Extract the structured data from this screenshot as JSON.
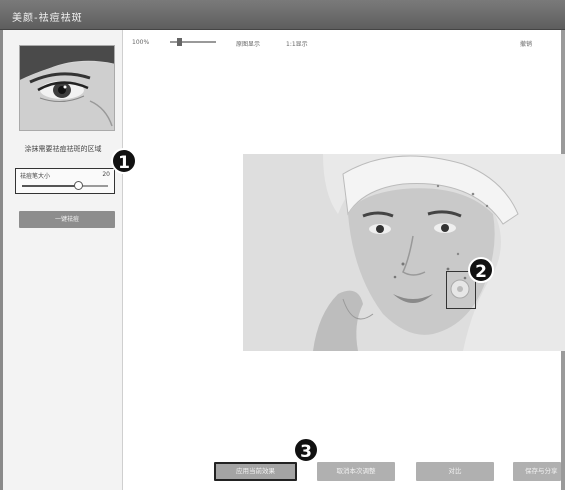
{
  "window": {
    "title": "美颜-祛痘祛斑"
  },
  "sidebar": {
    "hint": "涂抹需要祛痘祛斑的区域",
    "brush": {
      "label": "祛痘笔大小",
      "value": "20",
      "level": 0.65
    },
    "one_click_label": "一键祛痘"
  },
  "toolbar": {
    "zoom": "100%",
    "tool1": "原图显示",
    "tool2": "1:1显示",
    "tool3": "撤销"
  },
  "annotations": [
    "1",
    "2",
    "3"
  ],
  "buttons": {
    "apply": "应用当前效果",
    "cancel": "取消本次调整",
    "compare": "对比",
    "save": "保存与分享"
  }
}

☆ ☆ ☆ ☆ ☆ ☆ ☆

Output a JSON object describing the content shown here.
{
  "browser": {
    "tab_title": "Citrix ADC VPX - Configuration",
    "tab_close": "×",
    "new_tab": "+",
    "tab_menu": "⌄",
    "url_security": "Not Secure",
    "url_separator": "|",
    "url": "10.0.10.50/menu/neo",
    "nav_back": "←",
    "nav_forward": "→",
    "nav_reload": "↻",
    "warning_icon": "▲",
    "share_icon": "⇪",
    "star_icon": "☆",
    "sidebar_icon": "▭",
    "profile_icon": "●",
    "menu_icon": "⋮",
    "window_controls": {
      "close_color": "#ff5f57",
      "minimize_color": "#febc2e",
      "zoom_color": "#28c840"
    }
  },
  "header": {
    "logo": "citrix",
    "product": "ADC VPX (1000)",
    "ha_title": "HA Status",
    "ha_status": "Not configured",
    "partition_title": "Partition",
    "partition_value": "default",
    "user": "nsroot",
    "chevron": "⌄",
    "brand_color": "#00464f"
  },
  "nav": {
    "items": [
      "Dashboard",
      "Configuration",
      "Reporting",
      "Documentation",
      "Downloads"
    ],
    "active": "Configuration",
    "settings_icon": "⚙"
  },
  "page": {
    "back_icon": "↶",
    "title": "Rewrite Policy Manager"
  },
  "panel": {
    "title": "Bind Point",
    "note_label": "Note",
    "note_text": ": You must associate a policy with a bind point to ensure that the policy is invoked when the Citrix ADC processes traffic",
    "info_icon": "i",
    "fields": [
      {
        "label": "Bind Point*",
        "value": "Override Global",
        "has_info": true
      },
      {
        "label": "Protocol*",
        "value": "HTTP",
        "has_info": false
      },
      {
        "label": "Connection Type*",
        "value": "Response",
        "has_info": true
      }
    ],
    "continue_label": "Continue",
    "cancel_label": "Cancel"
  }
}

☆ ☆ ☆ ☆ ☆ ☆ ☆

→ **REQUIRED TASK**
List every line in the records above that contains the word "Configuration".

→ **EXPECTED OUTPUT**
    "tab_title": "Citrix ADC VPX - Configuration",
      "Configuration",
    "active": "Configuration",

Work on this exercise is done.